### WHAT THIS TASK INVOLVES
Reproduce the entries in full, with no changes.

[Raw records]
— Start —
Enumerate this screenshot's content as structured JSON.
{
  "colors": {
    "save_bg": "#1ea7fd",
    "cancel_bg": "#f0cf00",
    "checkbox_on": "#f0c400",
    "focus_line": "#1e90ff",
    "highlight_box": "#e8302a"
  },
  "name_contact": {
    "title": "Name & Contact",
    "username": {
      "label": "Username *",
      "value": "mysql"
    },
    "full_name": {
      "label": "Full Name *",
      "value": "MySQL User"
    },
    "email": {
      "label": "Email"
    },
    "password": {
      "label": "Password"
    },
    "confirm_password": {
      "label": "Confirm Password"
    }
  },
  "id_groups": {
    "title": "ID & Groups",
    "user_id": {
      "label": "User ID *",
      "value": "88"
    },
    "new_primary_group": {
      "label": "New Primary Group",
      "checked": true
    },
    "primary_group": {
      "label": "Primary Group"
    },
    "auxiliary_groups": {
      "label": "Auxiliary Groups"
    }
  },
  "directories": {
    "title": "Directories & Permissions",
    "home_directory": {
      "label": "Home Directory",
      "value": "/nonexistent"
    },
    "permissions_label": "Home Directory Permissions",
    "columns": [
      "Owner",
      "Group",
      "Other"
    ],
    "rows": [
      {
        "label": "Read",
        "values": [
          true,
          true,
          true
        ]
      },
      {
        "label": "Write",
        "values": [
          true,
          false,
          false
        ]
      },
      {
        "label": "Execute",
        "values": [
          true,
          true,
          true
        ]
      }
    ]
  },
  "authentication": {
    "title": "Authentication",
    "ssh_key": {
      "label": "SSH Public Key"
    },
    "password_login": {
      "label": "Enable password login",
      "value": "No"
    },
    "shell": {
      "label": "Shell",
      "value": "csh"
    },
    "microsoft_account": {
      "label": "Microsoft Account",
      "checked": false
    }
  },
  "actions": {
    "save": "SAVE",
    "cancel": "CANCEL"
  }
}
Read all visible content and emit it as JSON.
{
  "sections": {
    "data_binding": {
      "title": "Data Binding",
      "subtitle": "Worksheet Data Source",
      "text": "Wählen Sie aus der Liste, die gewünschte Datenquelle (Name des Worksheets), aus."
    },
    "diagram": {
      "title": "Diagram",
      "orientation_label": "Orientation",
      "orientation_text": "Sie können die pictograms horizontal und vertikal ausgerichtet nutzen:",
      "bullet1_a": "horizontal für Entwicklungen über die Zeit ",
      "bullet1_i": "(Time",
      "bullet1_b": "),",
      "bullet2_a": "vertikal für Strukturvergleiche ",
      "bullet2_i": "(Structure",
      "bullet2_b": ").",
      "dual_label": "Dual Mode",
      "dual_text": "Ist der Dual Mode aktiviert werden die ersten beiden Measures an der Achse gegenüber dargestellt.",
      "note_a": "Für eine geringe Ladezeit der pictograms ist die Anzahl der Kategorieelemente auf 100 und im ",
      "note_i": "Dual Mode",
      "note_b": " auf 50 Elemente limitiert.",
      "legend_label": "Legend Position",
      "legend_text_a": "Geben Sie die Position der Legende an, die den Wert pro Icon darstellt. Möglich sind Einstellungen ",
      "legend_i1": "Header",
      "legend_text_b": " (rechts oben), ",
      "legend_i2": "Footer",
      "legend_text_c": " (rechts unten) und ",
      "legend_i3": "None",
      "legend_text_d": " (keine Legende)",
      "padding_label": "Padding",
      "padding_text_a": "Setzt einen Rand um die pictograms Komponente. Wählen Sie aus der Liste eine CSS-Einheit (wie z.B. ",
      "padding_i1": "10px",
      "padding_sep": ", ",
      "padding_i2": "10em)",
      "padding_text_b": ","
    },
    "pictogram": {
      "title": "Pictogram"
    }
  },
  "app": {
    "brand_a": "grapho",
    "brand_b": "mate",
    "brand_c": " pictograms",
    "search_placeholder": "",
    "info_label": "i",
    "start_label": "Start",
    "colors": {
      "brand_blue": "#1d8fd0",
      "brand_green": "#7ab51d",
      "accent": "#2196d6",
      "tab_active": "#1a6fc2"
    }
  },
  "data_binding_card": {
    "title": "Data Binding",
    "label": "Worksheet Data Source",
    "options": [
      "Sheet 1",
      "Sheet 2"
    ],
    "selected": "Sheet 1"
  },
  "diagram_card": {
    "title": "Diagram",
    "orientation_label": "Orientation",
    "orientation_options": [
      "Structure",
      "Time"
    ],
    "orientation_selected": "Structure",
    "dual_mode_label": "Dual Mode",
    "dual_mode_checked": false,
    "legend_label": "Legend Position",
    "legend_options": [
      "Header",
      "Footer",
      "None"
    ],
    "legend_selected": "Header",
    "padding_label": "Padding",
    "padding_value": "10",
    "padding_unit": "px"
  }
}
— End —
### ANSWER TO THE TASK
Enumerate this screenshot's content as structured JSON.
{
  "colors": {
    "save_bg": "#1ea7fd",
    "cancel_bg": "#f0cf00",
    "checkbox_on": "#f0c400",
    "focus_line": "#1e90ff",
    "highlight_box": "#e8302a"
  },
  "name_contact": {
    "title": "Name & Contact",
    "username": {
      "label": "Username *",
      "value": "mysql"
    },
    "full_name": {
      "label": "Full Name *",
      "value": "MySQL User"
    },
    "email": {
      "label": "Email"
    },
    "password": {
      "label": "Password"
    },
    "confirm_password": {
      "label": "Confirm Password"
    }
  },
  "id_groups": {
    "title": "ID & Groups",
    "user_id": {
      "label": "User ID *",
      "value": "88"
    },
    "new_primary_group": {
      "label": "New Primary Group",
      "checked": true
    },
    "primary_group": {
      "label": "Primary Group"
    },
    "auxiliary_groups": {
      "label": "Auxiliary Groups"
    }
  },
  "directories": {
    "title": "Directories & Permissions",
    "home_directory": {
      "label": "Home Directory",
      "value": "/nonexistent"
    },
    "permissions_label": "Home Directory Permissions",
    "columns": [
      "Owner",
      "Group",
      "Other"
    ],
    "rows": [
      {
        "label": "Read",
        "values": [
          true,
          true,
          true
        ]
      },
      {
        "label": "Write",
        "values": [
          true,
          false,
          false
        ]
      },
      {
        "label": "Execute",
        "values": [
          true,
          true,
          true
        ]
      }
    ]
  },
  "authentication": {
    "title": "Authentication",
    "ssh_key": {
      "label": "SSH Public Key"
    },
    "password_login": {
      "label": "Enable password login",
      "value": "No"
    },
    "shell": {
      "label": "Shell",
      "value": "csh"
    },
    "microsoft_account": {
      "label": "Microsoft Account",
      "checked": false
    }
  },
  "actions": {
    "save": "SAVE",
    "cancel": "CANCEL"
  }
}
Read all visible content and emit it as JSON.
{
  "sections": {
    "data_binding": {
      "title": "Data Binding",
      "subtitle": "Worksheet Data Source",
      "text": "Wählen Sie aus der Liste, die gewünschte Datenquelle (Name des Worksheets), aus."
    },
    "diagram": {
      "title": "Diagram",
      "orientation_label": "Orientation",
      "orientation_text": "Sie können die pictograms horizontal und vertikal ausgerichtet nutzen:",
      "bullet1_a": "horizontal für Entwicklungen über die Zeit ",
      "bullet1_i": "(Time",
      "bullet1_b": "),",
      "bullet2_a": "vertikal für Strukturvergleiche ",
      "bullet2_i": "(Structure",
      "bullet2_b": ").",
      "dual_label": "Dual Mode",
      "dual_text": "Ist der Dual Mode aktiviert werden die ersten beiden Measures an der Achse gegenüber dargestellt.",
      "note_a": "Für eine geringe Ladezeit der pictograms ist die Anzahl der Kategorieelemente auf 100 und im ",
      "note_i": "Dual Mode",
      "note_b": " auf 50 Elemente limitiert.",
      "legend_label": "Legend Position",
      "legend_text_a": "Geben Sie die Position der Legende an, die den Wert pro Icon darstellt. Möglich sind Einstellungen ",
      "legend_i1": "Header",
      "legend_text_b": " (rechts oben), ",
      "legend_i2": "Footer",
      "legend_text_c": " (rechts unten) und ",
      "legend_i3": "None",
      "legend_text_d": " (keine Legende)",
      "padding_label": "Padding",
      "padding_text_a": "Setzt einen Rand um die pictograms Komponente. Wählen Sie aus der Liste eine CSS-Einheit (wie z.B. ",
      "padding_i1": "10px",
      "padding_sep": ", ",
      "padding_i2": "10em)",
      "padding_text_b": ","
    },
    "pictogram": {
      "title": "Pictogram"
    }
  },
  "app": {
    "brand_a": "grapho",
    "brand_b": "mate",
    "brand_c": " pictograms",
    "search_placeholder": "",
    "info_label": "i",
    "start_label": "Start",
    "colors": {
      "brand_blue": "#1d8fd0",
      "brand_green": "#7ab51d",
      "accent": "#2196d6",
      "tab_active": "#1a6fc2"
    }
  },
  "data_binding_card": {
    "title": "Data Binding",
    "label": "Worksheet Data Source",
    "options": [
      "Sheet 1",
      "Sheet 2"
    ],
    "selected": "Sheet 1"
  },
  "diagram_card": {
    "title": "Diagram",
    "orientation_label": "Orientation",
    "orientation_options": [
      "Structure",
      "Time"
    ],
    "orientation_selected": "Structure",
    "dual_mode_label": "Dual Mode",
    "dual_mode_checked": false,
    "legend_label": "Legend Position",
    "legend_options": [
      "Header",
      "Footer",
      "None"
    ],
    "legend_selected": "Header",
    "padding_label": "Padding",
    "padding_value": "10",
    "padding_unit": "px"
  }
}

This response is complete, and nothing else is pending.